Exercise goal
For each line in the data below that holds "chart", return a copy.

Information provided

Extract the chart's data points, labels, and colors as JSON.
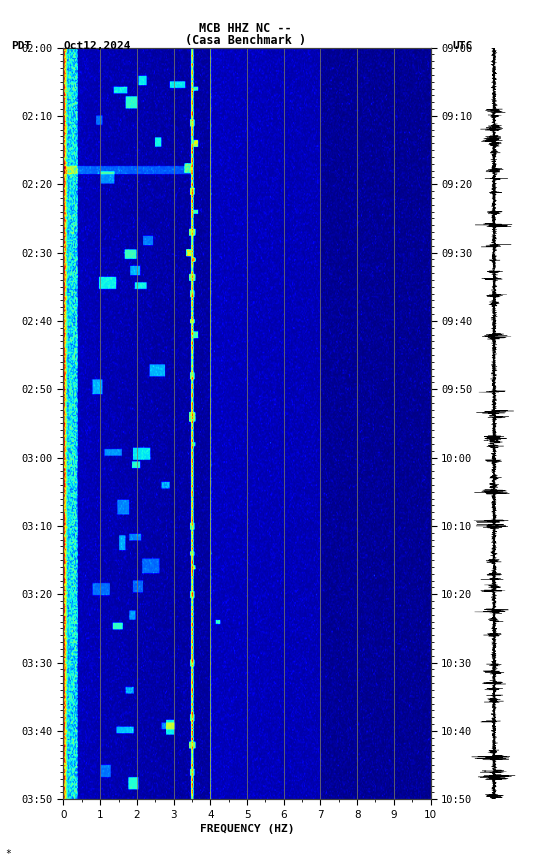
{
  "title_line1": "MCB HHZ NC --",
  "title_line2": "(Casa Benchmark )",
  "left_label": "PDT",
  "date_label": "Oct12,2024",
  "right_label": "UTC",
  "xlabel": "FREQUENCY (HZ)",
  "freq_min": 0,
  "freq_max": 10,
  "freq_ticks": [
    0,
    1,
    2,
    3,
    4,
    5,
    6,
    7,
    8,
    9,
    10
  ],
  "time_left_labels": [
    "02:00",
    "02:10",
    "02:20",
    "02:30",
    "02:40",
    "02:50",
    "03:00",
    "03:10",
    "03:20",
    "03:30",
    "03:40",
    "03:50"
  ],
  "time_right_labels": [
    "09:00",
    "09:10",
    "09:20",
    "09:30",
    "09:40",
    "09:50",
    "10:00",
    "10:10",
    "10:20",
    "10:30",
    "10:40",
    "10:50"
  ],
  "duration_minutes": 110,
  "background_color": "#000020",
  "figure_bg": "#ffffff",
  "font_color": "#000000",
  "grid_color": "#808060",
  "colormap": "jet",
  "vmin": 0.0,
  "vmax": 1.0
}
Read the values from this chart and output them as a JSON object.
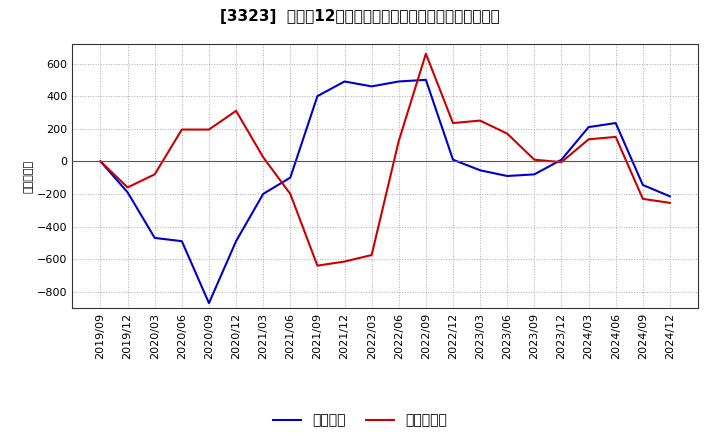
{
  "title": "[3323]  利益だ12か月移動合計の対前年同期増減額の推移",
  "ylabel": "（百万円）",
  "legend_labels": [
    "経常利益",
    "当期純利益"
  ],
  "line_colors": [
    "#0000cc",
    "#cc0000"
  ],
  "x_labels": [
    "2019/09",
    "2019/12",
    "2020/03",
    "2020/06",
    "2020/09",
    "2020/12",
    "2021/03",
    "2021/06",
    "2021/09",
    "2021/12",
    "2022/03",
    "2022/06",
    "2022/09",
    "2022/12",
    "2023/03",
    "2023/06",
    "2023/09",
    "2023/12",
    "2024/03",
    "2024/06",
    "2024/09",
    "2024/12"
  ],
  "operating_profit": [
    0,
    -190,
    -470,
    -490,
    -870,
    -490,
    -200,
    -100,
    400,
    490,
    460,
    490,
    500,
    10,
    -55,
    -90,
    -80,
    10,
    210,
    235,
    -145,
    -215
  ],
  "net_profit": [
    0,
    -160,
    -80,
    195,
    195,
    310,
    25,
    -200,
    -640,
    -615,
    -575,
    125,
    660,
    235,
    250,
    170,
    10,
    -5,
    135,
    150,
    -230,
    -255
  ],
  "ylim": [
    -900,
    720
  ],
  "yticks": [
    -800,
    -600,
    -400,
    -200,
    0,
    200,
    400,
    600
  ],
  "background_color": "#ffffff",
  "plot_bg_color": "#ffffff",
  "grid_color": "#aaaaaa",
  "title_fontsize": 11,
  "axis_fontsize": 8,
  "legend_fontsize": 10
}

Written response
Extract the chart's data points, labels, and colors as JSON.
Read the values from this chart and output them as a JSON object.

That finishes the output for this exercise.